[Stored data]
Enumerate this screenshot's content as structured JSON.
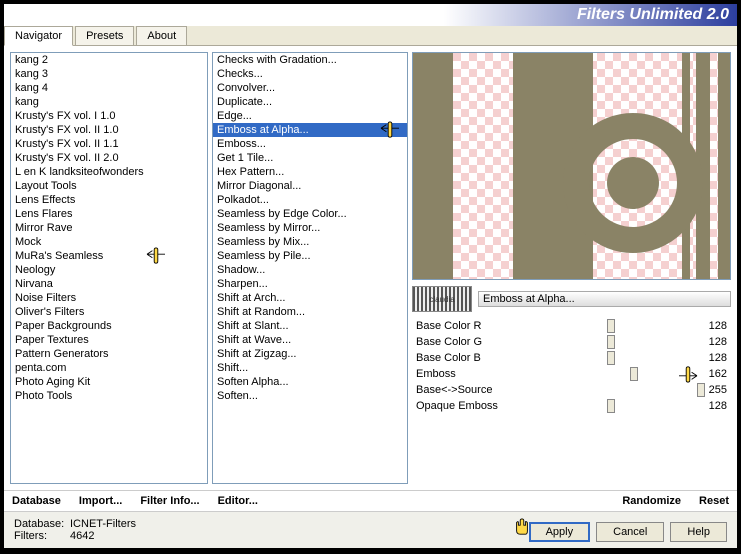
{
  "title": "Filters Unlimited 2.0",
  "tabs": {
    "navigator": "Navigator",
    "presets": "Presets",
    "about": "About"
  },
  "categories": [
    "kang 2",
    "kang 3",
    "kang 4",
    "kang",
    "Krusty's FX vol. I 1.0",
    "Krusty's FX vol. II 1.0",
    "Krusty's FX vol. II 1.1",
    "Krusty's FX vol. II 2.0",
    "L en K landksiteofwonders",
    "Layout Tools",
    "Lens Effects",
    "Lens Flares",
    "Mirror Rave",
    "Mock",
    "MuRa's Seamless",
    "Neology",
    "Nirvana",
    "Noise Filters",
    "Oliver's Filters",
    "Paper Backgrounds",
    "Paper Textures",
    "Pattern Generators",
    "penta.com",
    "Photo Aging Kit",
    "Photo Tools"
  ],
  "filters": [
    "Checks with Gradation...",
    "Checks...",
    "Convolver...",
    "Duplicate...",
    "Edge...",
    "Emboss at Alpha...",
    "Emboss...",
    "Get 1 Tile...",
    "Hex Pattern...",
    "Mirror Diagonal...",
    "Polkadot...",
    "Seamless by Edge Color...",
    "Seamless by Mirror...",
    "Seamless by Mix...",
    "Seamless by Pile...",
    "Shadow...",
    "Sharpen...",
    "Shift at Arch...",
    "Shift at Random...",
    "Shift at Slant...",
    "Shift at Wave...",
    "Shift at Zigzag...",
    "Shift...",
    "Soften Alpha...",
    "Soften..."
  ],
  "selected_category": "MuRa's Seamless",
  "selected_filter": "Emboss at Alpha...",
  "logo_text": "claudia",
  "params": [
    {
      "name": "Base Color R",
      "value": "128",
      "pct": 50
    },
    {
      "name": "Base Color G",
      "value": "128",
      "pct": 50
    },
    {
      "name": "Base Color B",
      "value": "128",
      "pct": 50
    },
    {
      "name": "Emboss",
      "value": "162",
      "pct": 63
    },
    {
      "name": "Base<->Source",
      "value": "255",
      "pct": 100
    },
    {
      "name": "Opaque Emboss",
      "value": "128",
      "pct": 50
    }
  ],
  "buttons": {
    "database": "Database",
    "import": "Import...",
    "filter_info": "Filter Info...",
    "editor": "Editor...",
    "randomize": "Randomize",
    "reset": "Reset",
    "apply": "Apply",
    "cancel": "Cancel",
    "help": "Help"
  },
  "status": {
    "db_label": "Database:",
    "db_value": "ICNET-Filters",
    "filters_label": "Filters:",
    "filters_value": "4642"
  }
}
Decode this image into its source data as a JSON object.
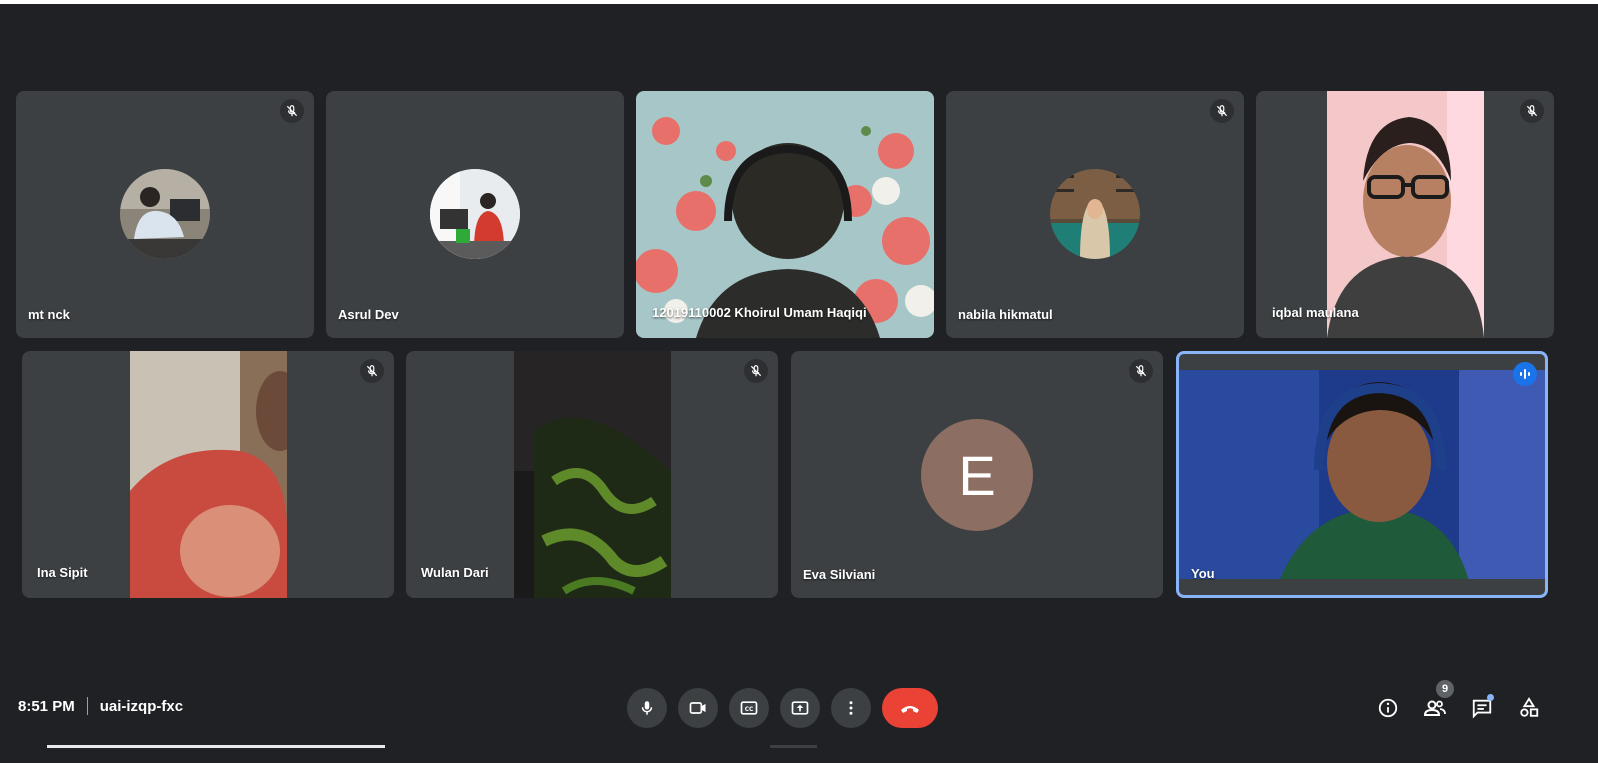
{
  "participants": [
    {
      "name": "mt nck",
      "muted": true,
      "display": "photo-avatar"
    },
    {
      "name": "Asrul Dev",
      "muted": false,
      "display": "photo-avatar"
    },
    {
      "name": "12019110002 Khoirul Umam Haqiqi",
      "muted": false,
      "display": "video"
    },
    {
      "name": "nabila hikmatul",
      "muted": true,
      "display": "photo-avatar"
    },
    {
      "name": "iqbal maulana",
      "muted": true,
      "display": "video"
    },
    {
      "name": "Ina Sipit",
      "muted": true,
      "display": "video"
    },
    {
      "name": "Wulan Dari",
      "muted": true,
      "display": "video"
    },
    {
      "name": "Eva Silviani",
      "muted": true,
      "display": "letter-avatar",
      "initial": "E",
      "avatar_color": "#8d6e63"
    },
    {
      "name": "You",
      "muted": false,
      "speaking": true,
      "display": "video"
    }
  ],
  "meeting": {
    "time": "8:51 PM",
    "code": "uai-izqp-fxc"
  },
  "controls": [
    "microphone",
    "camera",
    "captions",
    "present-screen",
    "more-options",
    "leave-call"
  ],
  "side_controls": [
    "meeting-details",
    "people",
    "chat",
    "activities"
  ],
  "people_count": "9",
  "colors": {
    "background": "#202124",
    "tile": "#3c4043",
    "hangup": "#ea4335",
    "active_speaker": "#1a73e8"
  }
}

WHAT NEEDS TO BE DONE:
Extract all the entries word for word; omit any pictures.

SOLUTION TO THE PROBLEM:
Enumerate this screenshot's content as structured JSON.
{
  "title": "Filters Unlimited 2.0",
  "tabs": {
    "navigator": "Navigator",
    "presets": "Presets",
    "about": "About"
  },
  "categories": [
    "kang 2",
    "kang 3",
    "kang 4",
    "kang",
    "Krusty's FX vol. I 1.0",
    "Krusty's FX vol. II 1.0",
    "Krusty's FX vol. II 1.1",
    "Krusty's FX vol. II 2.0",
    "L en K landksiteofwonders",
    "Layout Tools",
    "Lens Effects",
    "Lens Flares",
    "Mirror Rave",
    "Mock",
    "MuRa's Seamless",
    "Neology",
    "Nirvana",
    "Noise Filters",
    "Oliver's Filters",
    "Paper Backgrounds",
    "Paper Textures",
    "Pattern Generators",
    "penta.com",
    "Photo Aging Kit",
    "Photo Tools"
  ],
  "filters": [
    "Checks with Gradation...",
    "Checks...",
    "Convolver...",
    "Duplicate...",
    "Edge...",
    "Emboss at Alpha...",
    "Emboss...",
    "Get 1 Tile...",
    "Hex Pattern...",
    "Mirror Diagonal...",
    "Polkadot...",
    "Seamless by Edge Color...",
    "Seamless by Mirror...",
    "Seamless by Mix...",
    "Seamless by Pile...",
    "Shadow...",
    "Sharpen...",
    "Shift at Arch...",
    "Shift at Random...",
    "Shift at Slant...",
    "Shift at Wave...",
    "Shift at Zigzag...",
    "Shift...",
    "Soften Alpha...",
    "Soften..."
  ],
  "selected_category": "MuRa's Seamless",
  "selected_filter": "Emboss at Alpha...",
  "logo_text": "claudia",
  "params": [
    {
      "name": "Base Color R",
      "value": "128",
      "pct": 50
    },
    {
      "name": "Base Color G",
      "value": "128",
      "pct": 50
    },
    {
      "name": "Base Color B",
      "value": "128",
      "pct": 50
    },
    {
      "name": "Emboss",
      "value": "162",
      "pct": 63
    },
    {
      "name": "Base<->Source",
      "value": "255",
      "pct": 100
    },
    {
      "name": "Opaque Emboss",
      "value": "128",
      "pct": 50
    }
  ],
  "buttons": {
    "database": "Database",
    "import": "Import...",
    "filter_info": "Filter Info...",
    "editor": "Editor...",
    "randomize": "Randomize",
    "reset": "Reset",
    "apply": "Apply",
    "cancel": "Cancel",
    "help": "Help"
  },
  "status": {
    "db_label": "Database:",
    "db_value": "ICNET-Filters",
    "filters_label": "Filters:",
    "filters_value": "4642"
  }
}
Decode this image into its source data as a JSON object.
{
  "participants": [
    {
      "name": "mt nck",
      "muted": true,
      "display": "photo-avatar"
    },
    {
      "name": "Asrul Dev",
      "muted": false,
      "display": "photo-avatar"
    },
    {
      "name": "12019110002 Khoirul Umam Haqiqi",
      "muted": false,
      "display": "video"
    },
    {
      "name": "nabila hikmatul",
      "muted": true,
      "display": "photo-avatar"
    },
    {
      "name": "iqbal maulana",
      "muted": true,
      "display": "video"
    },
    {
      "name": "Ina Sipit",
      "muted": true,
      "display": "video"
    },
    {
      "name": "Wulan Dari",
      "muted": true,
      "display": "video"
    },
    {
      "name": "Eva Silviani",
      "muted": true,
      "display": "letter-avatar",
      "initial": "E",
      "avatar_color": "#8d6e63"
    },
    {
      "name": "You",
      "muted": false,
      "speaking": true,
      "display": "video"
    }
  ],
  "meeting": {
    "time": "8:51 PM",
    "code": "uai-izqp-fxc"
  },
  "controls": [
    "microphone",
    "camera",
    "captions",
    "present-screen",
    "more-options",
    "leave-call"
  ],
  "side_controls": [
    "meeting-details",
    "people",
    "chat",
    "activities"
  ],
  "people_count": "9",
  "colors": {
    "background": "#202124",
    "tile": "#3c4043",
    "hangup": "#ea4335",
    "active_speaker": "#1a73e8"
  }
}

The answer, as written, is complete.